» **Written task**
Restate the material word for word and leave out anything that is a picture.
++++ Data listing
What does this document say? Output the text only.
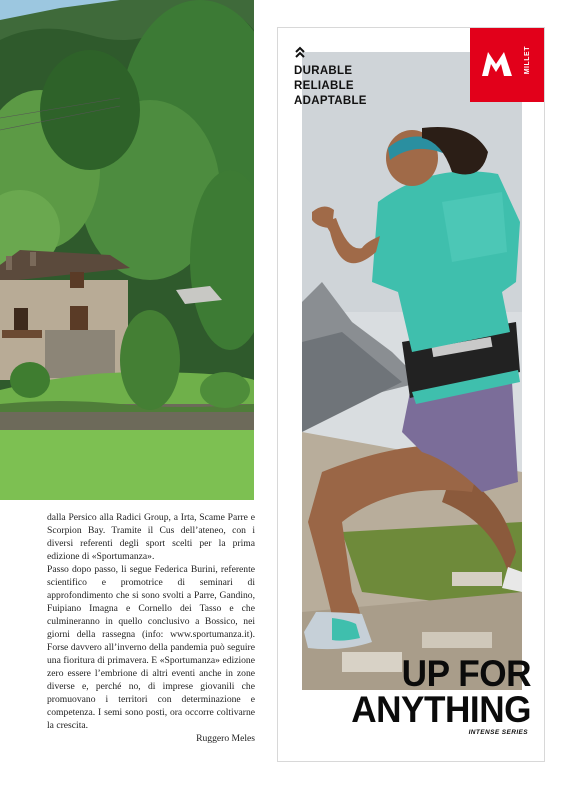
dalla Persico alla Radici Group, a Irta, Scame Parre e Scorpion Bay. Tramite il Cus dell’ateneo, con i diversi referenti degli sport scelti per la prima edizione di «Sportumanza».

Passo dopo passo, li segue Federica Burini, referente scientifico e promotrice di seminari di approfondimento che si sono svolti a Parre, Gandino, Fuipiano Imagna e Cornello dei Tasso e che culmineranno in quello conclusivo a Bossico, nei giorni della rassegna (info: www.sportumanza.it). Forse davvero all’inverno della pandemia può seguire una fioritura di primavera. E «Sportumanza» edizione zero essere l’embrione di altri eventi anche in zone diverse e, perché no, di imprese giovanili che promuovano i territori con determinazione e competenza. I semi sono posti, ora occorre coltivarne la crescita.

Ruggero Meles
MILLET
DURABLE
RELIABLE
ADAPTABLE
UP FOR
ANYTHING
INTENSE SERIES
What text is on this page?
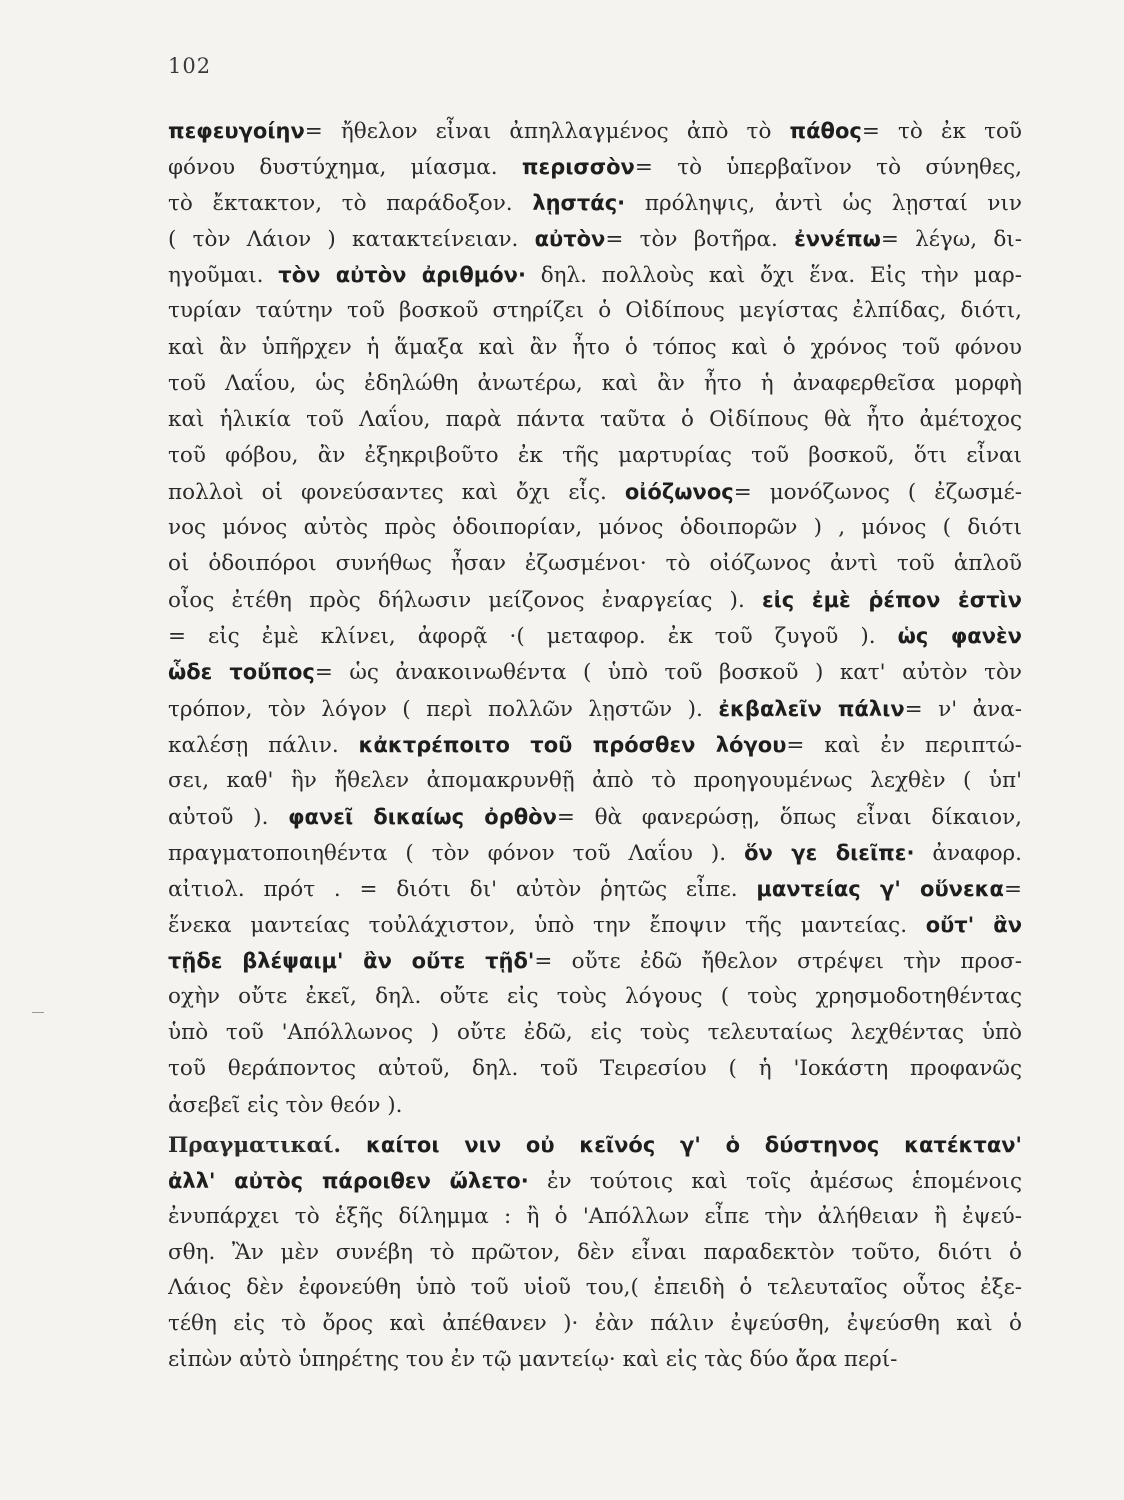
102
πεφευγοίην= ἤθελον εἶναι ἀπηλλαγμένος ἀπὸ τὸ πάθος= τὸ ἐκ τοῦ
φόνου δυστύχημα, μίασμα. περισσὸν= τὸ ὑπερβαῖνον τὸ σύνηθες,
τὸ ἔκτακτον, τὸ παράδοξον. λῃστάς· πρόληψις, ἀντὶ ὡς λῃσταί νιν
( τὸν Λάιον ) κατακτείνειαν. αὐτὸν= τὸν βοτῆρα. ἐννέπω= λέγω, δι-
ηγοῦμαι. τὸν αὐτὸν ἀριθμόν· δηλ. πολλοὺς καὶ ὄχι ἕνα. Εἰς τὴν μαρ-
τυρίαν ταύτην τοῦ βοσκοῦ στηρίζει ὁ Οἰδίπους μεγίστας ἐλπίδας, διότι,
καὶ ἂν ὑπῆρχεν ἡ ἅμαξα καὶ ἂν ἦτο ὁ τόπος καὶ ὁ χρόνος τοῦ φόνου
τοῦ Λαΐου, ὡς ἐδηλώθη ἀνωτέρω, καὶ ἂν ἦτο ἡ ἀναφερθεῖσα μορφὴ
καὶ ἡλικία τοῦ Λαΐου, παρὰ πάντα ταῦτα ὁ Οἰδίπους θὰ ἦτο ἀμέτοχος
τοῦ φόβου, ἂν ἐξηκριβοῦτο ἐκ τῆς μαρτυρίας τοῦ βοσκοῦ, ὅτι εἶναι
πολλοὶ οἱ φονεύσαντες καὶ ὄχι εἷς. οἰόζωνος= μονόζωνος ( ἐζωσμέ-
νος μόνος αὐτὸς πρὸς ὁδοιπορίαν, μόνος ὁδοιπορῶν ) , μόνος ( διότι
οἱ ὁδοιπόροι συνήθως ἦσαν ἐζωσμένοι· τὸ οἰόζωνος ἀντὶ τοῦ ἁπλοῦ
οἶος ἐτέθη πρὸς δήλωσιν μείζονος ἐναργείας ). εἰς ἐμὲ ῥέπον ἐστὶν
= εἰς ἐμὲ κλίνει, ἀφορᾷ ·( μεταφορ. ἐκ τοῦ ζυγοῦ ). ὡς φανὲν
ὧδε τοὔπος= ὡς ἀνακοινωθέντα ( ὑπὸ τοῦ βοσκοῦ ) κατ' αὐτὸν τὸν
τρόπον, τὸν λόγον ( περὶ πολλῶν λῃστῶν ). ἐκβαλεῖν πάλιν= ν' ἀνα-
καλέσῃ πάλιν. κἀκτρέποιτο τοῦ πρόσθεν λόγου= καὶ ἐν περιπτώ-
σει, καθ' ἣν ἤθελεν ἀπομακρυνθῇ ἀπὸ τὸ προηγουμένως λεχθὲν ( ὑπ'
αὐτοῦ ). φανεῖ δικαίως ὀρθὸν= θὰ φανερώσῃ, ὅπως εἶναι δίκαιον,
πραγματοποιηθέντα ( τὸν φόνον τοῦ Λαΐου ). ὅν γε διεῖπε· ἀναφορ.
αἰτιολ. πρότ . = διότι δι' αὐτὸν ῥητῶς εἶπε. μαντείας γ' οὕνεκα=
ἕνεκα μαντείας τοὐλάχιστον, ὑπὸ την ἔποψιν τῆς μαντείας. οὔτ' ἂν
τῇδε βλέψαιμ' ἂν οὔτε τῇδ'= οὔτε ἐδῶ ἤθελον στρέψει τὴν προσ-
οχὴν οὔτε ἐκεῖ, δηλ. οὔτε εἰς τοὺς λόγους ( τοὺς χρησμοδοτηθέντας
ὑπὸ τοῦ 'Απόλλωνος ) οὔτε ἐδῶ, εἰς τοὺς τελευταίως λεχθέντας ὑπὸ
τοῦ θεράποντος αὐτοῦ, δηλ. τοῦ Τειρεσίου ( ἡ 'Ιοκάστη προφανῶς
ἀσεβεῖ εἰς τὸν θεόν ).
Πραγματικαί. καίτοι νιν οὐ κεῖνός γ' ὁ δύστηνος κατέκταν'
ἀλλ' αὐτὸς πάροιθεν ὤλετο· ἐν τούτοις καὶ τοῖς ἀμέσως ἑπομένοις
ἐνυπάρχει τὸ ἑξῆς δίλημμα : ἢ ὁ 'Απόλλων εἶπε τὴν ἀλήθειαν ἢ ἐψεύ-
σθη. Ἂν μὲν συνέβη τὸ πρῶτον, δὲν εἶναι παραδεκτὸν τοῦτο, διότι ὁ
Λάιος δὲν ἐφονεύθη ὑπὸ τοῦ υἱοῦ του,( ἐπειδὴ ὁ τελευταῖος οὗτος ἐξε-
τέθη εἰς τὸ ὄρος καὶ ἀπέθανεν )· ἐὰν πάλιν ἐψεύσθη, ἐψεύσθη καὶ ὁ
εἰπὼν αὐτὸ ὑπηρέτης του ἐν τῷ μαντείῳ· καὶ εἰς τὰς δύο ἄρα περί-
++++++++
» **Output for this task**
What does this document say? Output the text only.
dalla Persico alla Radici Group, a Irta, Scame Parre e Scorpion Bay. Tramite il Cus dell’ateneo, con i diversi referenti degli sport scelti per la prima edizione di «Sportumanza».

Passo dopo passo, li segue Federica Burini, referente scientifico e promotrice di seminari di approfondimento che si sono svolti a Parre, Gandino, Fuipiano Imagna e Cornello dei Tasso e che culmineranno in quello conclusivo a Bossico, nei giorni della rassegna (info: www.sportumanza.it). Forse davvero all’inverno della pandemia può seguire una fioritura di primavera. E «Sportumanza» edizione zero essere l’embrione di altri eventi anche in zone diverse e, perché no, di imprese giovanili che promuovano i territori con determinazione e competenza. I semi sono posti, ora occorre coltivarne la crescita.

Ruggero Meles
MILLET
DURABLE
RELIABLE
ADAPTABLE
UP FOR
ANYTHING
INTENSE SERIES
What text is on this page?
102
πεφευγοίην= ἤθελον εἶναι ἀπηλλαγμένος ἀπὸ τὸ πάθος= τὸ ἐκ τοῦ
φόνου δυστύχημα, μίασμα. περισσὸν= τὸ ὑπερβαῖνον τὸ σύνηθες,
τὸ ἔκτακτον, τὸ παράδοξον. λῃστάς· πρόληψις, ἀντὶ ὡς λῃσταί νιν
( τὸν Λάιον ) κατακτείνειαν. αὐτὸν= τὸν βοτῆρα. ἐννέπω= λέγω, δι-
ηγοῦμαι. τὸν αὐτὸν ἀριθμόν· δηλ. πολλοὺς καὶ ὄχι ἕνα. Εἰς τὴν μαρ-
τυρίαν ταύτην τοῦ βοσκοῦ στηρίζει ὁ Οἰδίπους μεγίστας ἐλπίδας, διότι,
καὶ ἂν ὑπῆρχεν ἡ ἅμαξα καὶ ἂν ἦτο ὁ τόπος καὶ ὁ χρόνος τοῦ φόνου
τοῦ Λαΐου, ὡς ἐδηλώθη ἀνωτέρω, καὶ ἂν ἦτο ἡ ἀναφερθεῖσα μορφὴ
καὶ ἡλικία τοῦ Λαΐου, παρὰ πάντα ταῦτα ὁ Οἰδίπους θὰ ἦτο ἀμέτοχος
τοῦ φόβου, ἂν ἐξηκριβοῦτο ἐκ τῆς μαρτυρίας τοῦ βοσκοῦ, ὅτι εἶναι
πολλοὶ οἱ φονεύσαντες καὶ ὄχι εἷς. οἰόζωνος= μονόζωνος ( ἐζωσμέ-
νος μόνος αὐτὸς πρὸς ὁδοιπορίαν, μόνος ὁδοιπορῶν ) , μόνος ( διότι
οἱ ὁδοιπόροι συνήθως ἦσαν ἐζωσμένοι· τὸ οἰόζωνος ἀντὶ τοῦ ἁπλοῦ
οἶος ἐτέθη πρὸς δήλωσιν μείζονος ἐναργείας ). εἰς ἐμὲ ῥέπον ἐστὶν
= εἰς ἐμὲ κλίνει, ἀφορᾷ ·( μεταφορ. ἐκ τοῦ ζυγοῦ ). ὡς φανὲν
ὧδε τοὔπος= ὡς ἀνακοινωθέντα ( ὑπὸ τοῦ βοσκοῦ ) κατ' αὐτὸν τὸν
τρόπον, τὸν λόγον ( περὶ πολλῶν λῃστῶν ). ἐκβαλεῖν πάλιν= ν' ἀνα-
καλέσῃ πάλιν. κἀκτρέποιτο τοῦ πρόσθεν λόγου= καὶ ἐν περιπτώ-
σει, καθ' ἣν ἤθελεν ἀπομακρυνθῇ ἀπὸ τὸ προηγουμένως λεχθὲν ( ὑπ'
αὐτοῦ ). φανεῖ δικαίως ὀρθὸν= θὰ φανερώσῃ, ὅπως εἶναι δίκαιον,
πραγματοποιηθέντα ( τὸν φόνον τοῦ Λαΐου ). ὅν γε διεῖπε· ἀναφορ.
αἰτιολ. πρότ . = διότι δι' αὐτὸν ῥητῶς εἶπε. μαντείας γ' οὕνεκα=
ἕνεκα μαντείας τοὐλάχιστον, ὑπὸ την ἔποψιν τῆς μαντείας. οὔτ' ἂν
τῇδε βλέψαιμ' ἂν οὔτε τῇδ'= οὔτε ἐδῶ ἤθελον στρέψει τὴν προσ-
οχὴν οὔτε ἐκεῖ, δηλ. οὔτε εἰς τοὺς λόγους ( τοὺς χρησμοδοτηθέντας
ὑπὸ τοῦ 'Απόλλωνος ) οὔτε ἐδῶ, εἰς τοὺς τελευταίως λεχθέντας ὑπὸ
τοῦ θεράποντος αὐτοῦ, δηλ. τοῦ Τειρεσίου ( ἡ 'Ιοκάστη προφανῶς
ἀσεβεῖ εἰς τὸν θεόν ).
Πραγματικαί. καίτοι νιν οὐ κεῖνός γ' ὁ δύστηνος κατέκταν'
ἀλλ' αὐτὸς πάροιθεν ὤλετο· ἐν τούτοις καὶ τοῖς ἀμέσως ἑπομένοις
ἐνυπάρχει τὸ ἑξῆς δίλημμα : ἢ ὁ 'Απόλλων εἶπε τὴν ἀλήθειαν ἢ ἐψεύ-
σθη. Ἂν μὲν συνέβη τὸ πρῶτον, δὲν εἶναι παραδεκτὸν τοῦτο, διότι ὁ
Λάιος δὲν ἐφονεύθη ὑπὸ τοῦ υἱοῦ του,( ἐπειδὴ ὁ τελευταῖος οὗτος ἐξε-
τέθη εἰς τὸ ὄρος καὶ ἀπέθανεν )· ἐὰν πάλιν ἐψεύσθη, ἐψεύσθη καὶ ὁ
εἰπὼν αὐτὸ ὑπηρέτης του ἐν τῷ μαντείῳ· καὶ εἰς τὰς δύο ἄρα περί-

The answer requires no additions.